"""
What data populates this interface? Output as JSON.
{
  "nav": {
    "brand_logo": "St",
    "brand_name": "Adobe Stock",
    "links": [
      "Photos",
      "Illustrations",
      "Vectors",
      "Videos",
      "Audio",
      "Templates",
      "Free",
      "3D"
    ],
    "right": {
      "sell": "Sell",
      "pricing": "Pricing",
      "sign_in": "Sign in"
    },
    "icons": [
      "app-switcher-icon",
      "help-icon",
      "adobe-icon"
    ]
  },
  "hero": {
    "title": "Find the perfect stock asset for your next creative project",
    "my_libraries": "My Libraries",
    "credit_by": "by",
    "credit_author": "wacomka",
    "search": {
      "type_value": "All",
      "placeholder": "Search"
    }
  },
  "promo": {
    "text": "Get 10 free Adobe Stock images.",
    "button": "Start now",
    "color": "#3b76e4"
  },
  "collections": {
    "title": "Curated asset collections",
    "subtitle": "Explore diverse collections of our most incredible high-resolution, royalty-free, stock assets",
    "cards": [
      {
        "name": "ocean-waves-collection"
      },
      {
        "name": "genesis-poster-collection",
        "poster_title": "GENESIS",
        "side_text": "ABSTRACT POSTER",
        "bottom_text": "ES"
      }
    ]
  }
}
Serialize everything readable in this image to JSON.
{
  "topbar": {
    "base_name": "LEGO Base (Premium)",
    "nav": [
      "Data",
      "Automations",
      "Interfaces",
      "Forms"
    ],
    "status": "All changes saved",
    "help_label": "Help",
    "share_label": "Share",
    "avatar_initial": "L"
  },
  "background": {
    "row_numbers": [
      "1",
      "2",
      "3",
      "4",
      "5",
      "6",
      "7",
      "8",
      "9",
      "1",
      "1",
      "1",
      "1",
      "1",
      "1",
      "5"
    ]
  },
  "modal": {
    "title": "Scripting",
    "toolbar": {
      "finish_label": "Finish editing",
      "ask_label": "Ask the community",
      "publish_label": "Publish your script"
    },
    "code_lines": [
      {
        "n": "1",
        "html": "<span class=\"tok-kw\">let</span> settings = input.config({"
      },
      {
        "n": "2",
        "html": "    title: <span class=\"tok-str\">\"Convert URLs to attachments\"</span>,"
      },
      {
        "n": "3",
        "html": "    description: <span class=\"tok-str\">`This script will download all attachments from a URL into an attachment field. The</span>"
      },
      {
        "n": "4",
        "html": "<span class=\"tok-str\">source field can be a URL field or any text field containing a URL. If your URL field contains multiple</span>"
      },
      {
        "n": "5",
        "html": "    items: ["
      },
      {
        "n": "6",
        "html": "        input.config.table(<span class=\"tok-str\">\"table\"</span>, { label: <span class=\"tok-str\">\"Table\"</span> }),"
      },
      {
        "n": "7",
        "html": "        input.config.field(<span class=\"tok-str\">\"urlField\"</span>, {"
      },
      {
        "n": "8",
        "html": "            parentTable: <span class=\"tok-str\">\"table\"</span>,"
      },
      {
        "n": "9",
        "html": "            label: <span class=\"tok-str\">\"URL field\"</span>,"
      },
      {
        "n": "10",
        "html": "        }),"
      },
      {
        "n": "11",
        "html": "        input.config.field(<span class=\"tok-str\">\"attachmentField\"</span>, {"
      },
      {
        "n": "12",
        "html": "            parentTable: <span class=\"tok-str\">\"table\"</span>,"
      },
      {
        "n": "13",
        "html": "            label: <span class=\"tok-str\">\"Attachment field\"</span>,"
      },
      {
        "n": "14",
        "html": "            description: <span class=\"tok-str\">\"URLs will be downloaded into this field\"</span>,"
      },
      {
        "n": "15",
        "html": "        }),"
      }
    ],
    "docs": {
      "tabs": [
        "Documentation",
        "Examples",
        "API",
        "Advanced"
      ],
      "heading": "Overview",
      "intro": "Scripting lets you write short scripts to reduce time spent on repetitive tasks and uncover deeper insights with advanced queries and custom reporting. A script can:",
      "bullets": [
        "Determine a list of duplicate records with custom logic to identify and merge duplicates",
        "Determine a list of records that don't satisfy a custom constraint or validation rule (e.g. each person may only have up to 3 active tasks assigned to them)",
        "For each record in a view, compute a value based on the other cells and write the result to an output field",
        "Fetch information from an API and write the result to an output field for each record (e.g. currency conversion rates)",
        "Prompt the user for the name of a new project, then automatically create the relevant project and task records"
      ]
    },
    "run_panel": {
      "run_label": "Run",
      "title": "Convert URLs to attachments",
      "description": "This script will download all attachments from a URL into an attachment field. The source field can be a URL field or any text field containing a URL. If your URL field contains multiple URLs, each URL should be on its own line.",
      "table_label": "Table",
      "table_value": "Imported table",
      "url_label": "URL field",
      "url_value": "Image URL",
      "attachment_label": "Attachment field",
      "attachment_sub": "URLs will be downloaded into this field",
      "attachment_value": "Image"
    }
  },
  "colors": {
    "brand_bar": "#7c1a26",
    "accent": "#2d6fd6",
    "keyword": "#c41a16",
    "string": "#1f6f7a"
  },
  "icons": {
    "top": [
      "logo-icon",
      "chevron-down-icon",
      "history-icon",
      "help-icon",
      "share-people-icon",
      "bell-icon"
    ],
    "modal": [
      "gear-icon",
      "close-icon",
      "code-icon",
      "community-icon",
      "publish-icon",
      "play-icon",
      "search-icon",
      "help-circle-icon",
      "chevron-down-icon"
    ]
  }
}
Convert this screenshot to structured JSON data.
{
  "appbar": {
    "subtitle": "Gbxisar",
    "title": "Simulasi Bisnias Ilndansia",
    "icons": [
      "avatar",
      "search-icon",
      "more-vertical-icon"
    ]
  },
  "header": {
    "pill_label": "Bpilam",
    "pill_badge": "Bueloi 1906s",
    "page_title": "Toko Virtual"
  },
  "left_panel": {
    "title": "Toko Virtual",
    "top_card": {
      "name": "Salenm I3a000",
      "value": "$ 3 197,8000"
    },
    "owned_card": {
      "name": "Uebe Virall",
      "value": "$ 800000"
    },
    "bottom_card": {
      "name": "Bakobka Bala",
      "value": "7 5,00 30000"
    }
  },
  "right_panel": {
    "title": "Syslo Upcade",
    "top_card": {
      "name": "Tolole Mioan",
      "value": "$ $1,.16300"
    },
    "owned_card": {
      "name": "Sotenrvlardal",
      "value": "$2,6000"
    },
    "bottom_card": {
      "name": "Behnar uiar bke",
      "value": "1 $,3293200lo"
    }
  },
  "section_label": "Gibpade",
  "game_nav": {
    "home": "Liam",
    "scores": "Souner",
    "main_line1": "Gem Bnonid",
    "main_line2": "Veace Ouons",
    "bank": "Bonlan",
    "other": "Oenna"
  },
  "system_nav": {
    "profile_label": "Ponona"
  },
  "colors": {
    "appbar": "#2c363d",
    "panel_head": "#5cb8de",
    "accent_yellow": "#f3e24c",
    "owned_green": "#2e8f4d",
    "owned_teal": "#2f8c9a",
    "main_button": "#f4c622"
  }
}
"""
PROBLEM DETAILS:
Please reproduce the entire listing. Keep it identical.

ANSWER:
What data populates this interface? Output as JSON.
{
  "nav": {
    "brand_logo": "St",
    "brand_name": "Adobe Stock",
    "links": [
      "Photos",
      "Illustrations",
      "Vectors",
      "Videos",
      "Audio",
      "Templates",
      "Free",
      "3D"
    ],
    "right": {
      "sell": "Sell",
      "pricing": "Pricing",
      "sign_in": "Sign in"
    },
    "icons": [
      "app-switcher-icon",
      "help-icon",
      "adobe-icon"
    ]
  },
  "hero": {
    "title": "Find the perfect stock asset for your next creative project",
    "my_libraries": "My Libraries",
    "credit_by": "by",
    "credit_author": "wacomka",
    "search": {
      "type_value": "All",
      "placeholder": "Search"
    }
  },
  "promo": {
    "text": "Get 10 free Adobe Stock images.",
    "button": "Start now",
    "color": "#3b76e4"
  },
  "collections": {
    "title": "Curated asset collections",
    "subtitle": "Explore diverse collections of our most incredible high-resolution, royalty-free, stock assets",
    "cards": [
      {
        "name": "ocean-waves-collection"
      },
      {
        "name": "genesis-poster-collection",
        "poster_title": "GENESIS",
        "side_text": "ABSTRACT POSTER",
        "bottom_text": "ES"
      }
    ]
  }
}
Serialize everything readable in this image to JSON.
{
  "topbar": {
    "base_name": "LEGO Base (Premium)",
    "nav": [
      "Data",
      "Automations",
      "Interfaces",
      "Forms"
    ],
    "status": "All changes saved",
    "help_label": "Help",
    "share_label": "Share",
    "avatar_initial": "L"
  },
  "background": {
    "row_numbers": [
      "1",
      "2",
      "3",
      "4",
      "5",
      "6",
      "7",
      "8",
      "9",
      "1",
      "1",
      "1",
      "1",
      "1",
      "1",
      "5"
    ]
  },
  "modal": {
    "title": "Scripting",
    "toolbar": {
      "finish_label": "Finish editing",
      "ask_label": "Ask the community",
      "publish_label": "Publish your script"
    },
    "code_lines": [
      {
        "n": "1",
        "html": "<span class=\"tok-kw\">let</span> settings = input.config({"
      },
      {
        "n": "2",
        "html": "    title: <span class=\"tok-str\">\"Convert URLs to attachments\"</span>,"
      },
      {
        "n": "3",
        "html": "    description: <span class=\"tok-str\">`This script will download all attachments from a URL into an attachment field. The</span>"
      },
      {
        "n": "4",
        "html": "<span class=\"tok-str\">source field can be a URL field or any text field containing a URL. If your URL field contains multiple</span>"
      },
      {
        "n": "5",
        "html": "    items: ["
      },
      {
        "n": "6",
        "html": "        input.config.table(<span class=\"tok-str\">\"table\"</span>, { label: <span class=\"tok-str\">\"Table\"</span> }),"
      },
      {
        "n": "7",
        "html": "        input.config.field(<span class=\"tok-str\">\"urlField\"</span>, {"
      },
      {
        "n": "8",
        "html": "            parentTable: <span class=\"tok-str\">\"table\"</span>,"
      },
      {
        "n": "9",
        "html": "            label: <span class=\"tok-str\">\"URL field\"</span>,"
      },
      {
        "n": "10",
        "html": "        }),"
      },
      {
        "n": "11",
        "html": "        input.config.field(<span class=\"tok-str\">\"attachmentField\"</span>, {"
      },
      {
        "n": "12",
        "html": "            parentTable: <span class=\"tok-str\">\"table\"</span>,"
      },
      {
        "n": "13",
        "html": "            label: <span class=\"tok-str\">\"Attachment field\"</span>,"
      },
      {
        "n": "14",
        "html": "            description: <span class=\"tok-str\">\"URLs will be downloaded into this field\"</span>,"
      },
      {
        "n": "15",
        "html": "        }),"
      }
    ],
    "docs": {
      "tabs": [
        "Documentation",
        "Examples",
        "API",
        "Advanced"
      ],
      "heading": "Overview",
      "intro": "Scripting lets you write short scripts to reduce time spent on repetitive tasks and uncover deeper insights with advanced queries and custom reporting. A script can:",
      "bullets": [
        "Determine a list of duplicate records with custom logic to identify and merge duplicates",
        "Determine a list of records that don't satisfy a custom constraint or validation rule (e.g. each person may only have up to 3 active tasks assigned to them)",
        "For each record in a view, compute a value based on the other cells and write the result to an output field",
        "Fetch information from an API and write the result to an output field for each record (e.g. currency conversion rates)",
        "Prompt the user for the name of a new project, then automatically create the relevant project and task records"
      ]
    },
    "run_panel": {
      "run_label": "Run",
      "title": "Convert URLs to attachments",
      "description": "This script will download all attachments from a URL into an attachment field. The source field can be a URL field or any text field containing a URL. If your URL field contains multiple URLs, each URL should be on its own line.",
      "table_label": "Table",
      "table_value": "Imported table",
      "url_label": "URL field",
      "url_value": "Image URL",
      "attachment_label": "Attachment field",
      "attachment_sub": "URLs will be downloaded into this field",
      "attachment_value": "Image"
    }
  },
  "colors": {
    "brand_bar": "#7c1a26",
    "accent": "#2d6fd6",
    "keyword": "#c41a16",
    "string": "#1f6f7a"
  },
  "icons": {
    "top": [
      "logo-icon",
      "chevron-down-icon",
      "history-icon",
      "help-icon",
      "share-people-icon",
      "bell-icon"
    ],
    "modal": [
      "gear-icon",
      "close-icon",
      "code-icon",
      "community-icon",
      "publish-icon",
      "play-icon",
      "search-icon",
      "help-circle-icon",
      "chevron-down-icon"
    ]
  }
}
Convert this screenshot to structured JSON data.
{
  "appbar": {
    "subtitle": "Gbxisar",
    "title": "Simulasi Bisnias Ilndansia",
    "icons": [
      "avatar",
      "search-icon",
      "more-vertical-icon"
    ]
  },
  "header": {
    "pill_label": "Bpilam",
    "pill_badge": "Bueloi 1906s",
    "page_title": "Toko Virtual"
  },
  "left_panel": {
    "title": "Toko Virtual",
    "top_card": {
      "name": "Salenm I3a000",
      "value": "$ 3 197,8000"
    },
    "owned_card": {
      "name": "Uebe Virall",
      "value": "$ 800000"
    },
    "bottom_card": {
      "name": "Bakobka Bala",
      "value": "7 5,00 30000"
    }
  },
  "right_panel": {
    "title": "Syslo Upcade",
    "top_card": {
      "name": "Tolole Mioan",
      "value": "$ $1,.16300"
    },
    "owned_card": {
      "name": "Sotenrvlardal",
      "value": "$2,6000"
    },
    "bottom_card": {
      "name": "Behnar uiar bke",
      "value": "1 $,3293200lo"
    }
  },
  "section_label": "Gibpade",
  "game_nav": {
    "home": "Liam",
    "scores": "Souner",
    "main_line1": "Gem Bnonid",
    "main_line2": "Veace Ouons",
    "bank": "Bonlan",
    "other": "Oenna"
  },
  "system_nav": {
    "profile_label": "Ponona"
  },
  "colors": {
    "appbar": "#2c363d",
    "panel_head": "#5cb8de",
    "accent_yellow": "#f3e24c",
    "owned_green": "#2e8f4d",
    "owned_teal": "#2f8c9a",
    "main_button": "#f4c622"
  }
}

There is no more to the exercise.